[start]

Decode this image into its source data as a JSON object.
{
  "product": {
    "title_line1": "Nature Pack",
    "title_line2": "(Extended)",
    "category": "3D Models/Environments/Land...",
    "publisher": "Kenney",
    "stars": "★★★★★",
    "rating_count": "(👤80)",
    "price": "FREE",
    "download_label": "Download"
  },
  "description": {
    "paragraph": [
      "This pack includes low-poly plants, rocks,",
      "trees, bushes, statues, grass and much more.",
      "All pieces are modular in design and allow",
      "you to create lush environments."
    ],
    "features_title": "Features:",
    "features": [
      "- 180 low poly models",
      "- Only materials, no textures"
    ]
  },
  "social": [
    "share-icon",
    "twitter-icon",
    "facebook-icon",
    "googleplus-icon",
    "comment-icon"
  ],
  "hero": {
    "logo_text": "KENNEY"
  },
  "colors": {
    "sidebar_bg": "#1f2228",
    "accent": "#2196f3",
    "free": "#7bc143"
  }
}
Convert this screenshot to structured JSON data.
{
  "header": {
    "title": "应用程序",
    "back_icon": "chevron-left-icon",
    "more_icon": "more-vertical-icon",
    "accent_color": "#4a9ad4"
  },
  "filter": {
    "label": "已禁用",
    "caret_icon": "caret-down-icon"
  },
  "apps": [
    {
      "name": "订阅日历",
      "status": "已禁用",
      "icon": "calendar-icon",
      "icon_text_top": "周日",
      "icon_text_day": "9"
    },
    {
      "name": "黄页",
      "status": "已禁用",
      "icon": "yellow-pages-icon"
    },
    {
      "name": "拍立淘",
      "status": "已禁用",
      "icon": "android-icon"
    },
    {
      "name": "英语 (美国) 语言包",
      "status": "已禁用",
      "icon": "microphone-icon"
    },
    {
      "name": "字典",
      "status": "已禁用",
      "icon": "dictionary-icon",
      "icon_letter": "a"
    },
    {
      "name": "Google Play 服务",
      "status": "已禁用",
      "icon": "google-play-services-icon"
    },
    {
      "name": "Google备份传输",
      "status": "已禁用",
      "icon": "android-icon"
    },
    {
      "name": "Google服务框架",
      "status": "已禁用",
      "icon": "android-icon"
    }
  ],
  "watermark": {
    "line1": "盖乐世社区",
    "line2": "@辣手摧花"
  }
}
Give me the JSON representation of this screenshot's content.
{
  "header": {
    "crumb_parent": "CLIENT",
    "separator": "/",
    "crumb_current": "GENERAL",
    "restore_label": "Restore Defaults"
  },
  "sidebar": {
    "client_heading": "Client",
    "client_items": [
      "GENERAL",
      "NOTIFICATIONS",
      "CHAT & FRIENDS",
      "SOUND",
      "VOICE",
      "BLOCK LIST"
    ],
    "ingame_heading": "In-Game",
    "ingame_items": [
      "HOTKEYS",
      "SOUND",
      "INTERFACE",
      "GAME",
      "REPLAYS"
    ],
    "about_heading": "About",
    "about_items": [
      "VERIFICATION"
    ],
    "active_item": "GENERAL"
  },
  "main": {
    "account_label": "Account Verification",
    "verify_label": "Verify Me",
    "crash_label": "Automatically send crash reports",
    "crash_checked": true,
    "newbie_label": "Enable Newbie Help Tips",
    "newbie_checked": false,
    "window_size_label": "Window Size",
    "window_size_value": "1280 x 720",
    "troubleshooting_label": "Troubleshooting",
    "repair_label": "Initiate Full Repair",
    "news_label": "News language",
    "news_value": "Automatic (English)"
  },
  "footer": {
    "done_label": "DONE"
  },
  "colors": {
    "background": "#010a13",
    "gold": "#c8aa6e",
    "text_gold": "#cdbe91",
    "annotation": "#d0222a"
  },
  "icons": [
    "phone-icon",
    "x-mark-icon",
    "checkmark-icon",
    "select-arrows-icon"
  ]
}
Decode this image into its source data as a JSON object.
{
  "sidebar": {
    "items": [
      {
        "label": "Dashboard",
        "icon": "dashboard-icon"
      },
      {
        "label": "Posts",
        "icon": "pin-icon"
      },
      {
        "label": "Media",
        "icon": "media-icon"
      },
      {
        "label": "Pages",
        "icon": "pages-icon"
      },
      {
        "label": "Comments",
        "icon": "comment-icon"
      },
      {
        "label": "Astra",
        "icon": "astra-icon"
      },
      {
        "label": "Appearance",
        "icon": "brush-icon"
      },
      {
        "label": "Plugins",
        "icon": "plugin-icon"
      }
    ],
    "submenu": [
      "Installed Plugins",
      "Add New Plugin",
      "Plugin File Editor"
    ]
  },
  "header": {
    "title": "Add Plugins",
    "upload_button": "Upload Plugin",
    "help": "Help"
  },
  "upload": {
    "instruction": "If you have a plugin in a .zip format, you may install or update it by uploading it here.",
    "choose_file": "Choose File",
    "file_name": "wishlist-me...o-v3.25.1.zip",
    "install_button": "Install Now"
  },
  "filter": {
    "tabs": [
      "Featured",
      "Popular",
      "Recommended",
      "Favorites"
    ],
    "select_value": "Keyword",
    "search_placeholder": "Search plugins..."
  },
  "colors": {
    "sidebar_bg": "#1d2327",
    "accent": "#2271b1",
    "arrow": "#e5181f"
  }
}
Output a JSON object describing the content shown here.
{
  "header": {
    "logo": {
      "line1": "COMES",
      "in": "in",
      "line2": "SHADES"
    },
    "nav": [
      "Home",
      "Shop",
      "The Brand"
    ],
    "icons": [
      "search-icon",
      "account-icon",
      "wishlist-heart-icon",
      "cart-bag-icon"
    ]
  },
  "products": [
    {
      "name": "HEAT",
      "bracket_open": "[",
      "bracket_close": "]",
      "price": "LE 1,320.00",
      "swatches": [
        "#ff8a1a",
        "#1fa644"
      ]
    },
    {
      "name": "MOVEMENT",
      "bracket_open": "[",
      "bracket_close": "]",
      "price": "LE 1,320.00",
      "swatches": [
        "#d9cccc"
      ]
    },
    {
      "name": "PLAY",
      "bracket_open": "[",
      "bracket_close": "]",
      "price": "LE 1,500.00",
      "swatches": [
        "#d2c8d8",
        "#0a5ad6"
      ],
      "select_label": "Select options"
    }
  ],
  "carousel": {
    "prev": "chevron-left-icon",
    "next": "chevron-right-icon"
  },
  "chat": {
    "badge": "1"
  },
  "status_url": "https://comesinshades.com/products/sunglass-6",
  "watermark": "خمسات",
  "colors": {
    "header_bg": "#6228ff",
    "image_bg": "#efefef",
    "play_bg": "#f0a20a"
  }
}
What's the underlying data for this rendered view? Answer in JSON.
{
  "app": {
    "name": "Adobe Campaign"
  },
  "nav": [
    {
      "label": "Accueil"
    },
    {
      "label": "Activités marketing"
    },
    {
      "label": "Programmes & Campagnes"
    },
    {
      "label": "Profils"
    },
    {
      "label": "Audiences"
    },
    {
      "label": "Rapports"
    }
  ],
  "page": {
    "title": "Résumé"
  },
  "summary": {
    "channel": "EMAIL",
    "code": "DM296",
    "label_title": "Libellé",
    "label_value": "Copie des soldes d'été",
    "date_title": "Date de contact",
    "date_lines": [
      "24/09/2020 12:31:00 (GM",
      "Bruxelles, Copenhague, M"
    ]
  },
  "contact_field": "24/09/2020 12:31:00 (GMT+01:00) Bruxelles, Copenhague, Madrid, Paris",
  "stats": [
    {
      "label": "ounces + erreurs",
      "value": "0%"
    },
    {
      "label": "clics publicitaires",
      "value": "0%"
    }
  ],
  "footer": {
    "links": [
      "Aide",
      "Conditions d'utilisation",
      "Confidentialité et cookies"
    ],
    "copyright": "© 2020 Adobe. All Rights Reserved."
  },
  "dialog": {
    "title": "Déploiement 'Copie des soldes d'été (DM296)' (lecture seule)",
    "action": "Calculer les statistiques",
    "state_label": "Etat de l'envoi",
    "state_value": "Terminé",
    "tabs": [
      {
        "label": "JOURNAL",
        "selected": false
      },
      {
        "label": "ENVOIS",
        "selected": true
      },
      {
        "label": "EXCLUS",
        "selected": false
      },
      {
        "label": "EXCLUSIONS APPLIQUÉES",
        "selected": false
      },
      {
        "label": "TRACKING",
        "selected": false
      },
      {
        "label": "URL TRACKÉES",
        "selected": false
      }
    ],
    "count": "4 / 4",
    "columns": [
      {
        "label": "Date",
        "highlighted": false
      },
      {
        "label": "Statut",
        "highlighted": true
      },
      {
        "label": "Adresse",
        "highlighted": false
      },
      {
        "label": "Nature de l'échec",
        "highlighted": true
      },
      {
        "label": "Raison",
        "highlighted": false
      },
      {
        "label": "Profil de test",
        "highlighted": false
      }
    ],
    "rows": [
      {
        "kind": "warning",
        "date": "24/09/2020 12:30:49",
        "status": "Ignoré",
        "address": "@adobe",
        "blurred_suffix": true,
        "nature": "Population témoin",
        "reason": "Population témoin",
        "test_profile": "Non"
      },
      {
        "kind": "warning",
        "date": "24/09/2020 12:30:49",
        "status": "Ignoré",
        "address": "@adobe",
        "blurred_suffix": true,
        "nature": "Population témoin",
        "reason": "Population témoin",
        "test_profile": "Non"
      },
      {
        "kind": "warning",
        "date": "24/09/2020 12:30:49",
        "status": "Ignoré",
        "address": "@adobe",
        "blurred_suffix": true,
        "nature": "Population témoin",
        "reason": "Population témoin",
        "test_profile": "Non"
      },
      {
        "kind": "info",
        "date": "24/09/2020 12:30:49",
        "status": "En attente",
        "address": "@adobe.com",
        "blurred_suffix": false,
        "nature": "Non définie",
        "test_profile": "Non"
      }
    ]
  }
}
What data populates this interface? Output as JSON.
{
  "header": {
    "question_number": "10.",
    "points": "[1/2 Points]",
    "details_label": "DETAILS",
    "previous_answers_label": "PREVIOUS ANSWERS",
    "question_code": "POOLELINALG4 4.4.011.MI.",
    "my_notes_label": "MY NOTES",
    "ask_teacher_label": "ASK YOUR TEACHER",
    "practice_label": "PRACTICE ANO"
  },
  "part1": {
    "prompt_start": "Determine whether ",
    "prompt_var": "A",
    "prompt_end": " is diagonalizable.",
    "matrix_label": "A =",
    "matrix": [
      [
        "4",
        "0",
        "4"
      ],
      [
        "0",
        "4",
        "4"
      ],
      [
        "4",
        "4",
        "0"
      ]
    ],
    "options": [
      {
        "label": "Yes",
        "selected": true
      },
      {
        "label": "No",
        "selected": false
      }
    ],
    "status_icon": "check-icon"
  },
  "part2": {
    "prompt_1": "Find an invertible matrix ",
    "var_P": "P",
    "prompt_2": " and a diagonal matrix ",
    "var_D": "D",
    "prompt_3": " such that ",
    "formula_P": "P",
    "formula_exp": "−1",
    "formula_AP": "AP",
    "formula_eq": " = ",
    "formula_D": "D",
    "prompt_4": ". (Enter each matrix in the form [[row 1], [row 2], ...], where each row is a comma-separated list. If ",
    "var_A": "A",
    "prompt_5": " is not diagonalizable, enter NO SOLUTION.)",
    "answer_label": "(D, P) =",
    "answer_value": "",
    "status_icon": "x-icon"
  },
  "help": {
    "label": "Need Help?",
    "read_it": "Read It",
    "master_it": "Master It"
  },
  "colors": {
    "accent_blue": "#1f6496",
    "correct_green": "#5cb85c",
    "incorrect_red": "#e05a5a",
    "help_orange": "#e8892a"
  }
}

[end]

• [TASK STATEMENT] Isolate each line of the listing above that includes "content". Copy it.

• [SOLUTION TO THIS TASK]
Give me the JSON representation of this screenshot's content.
Output a JSON object describing the content shown here.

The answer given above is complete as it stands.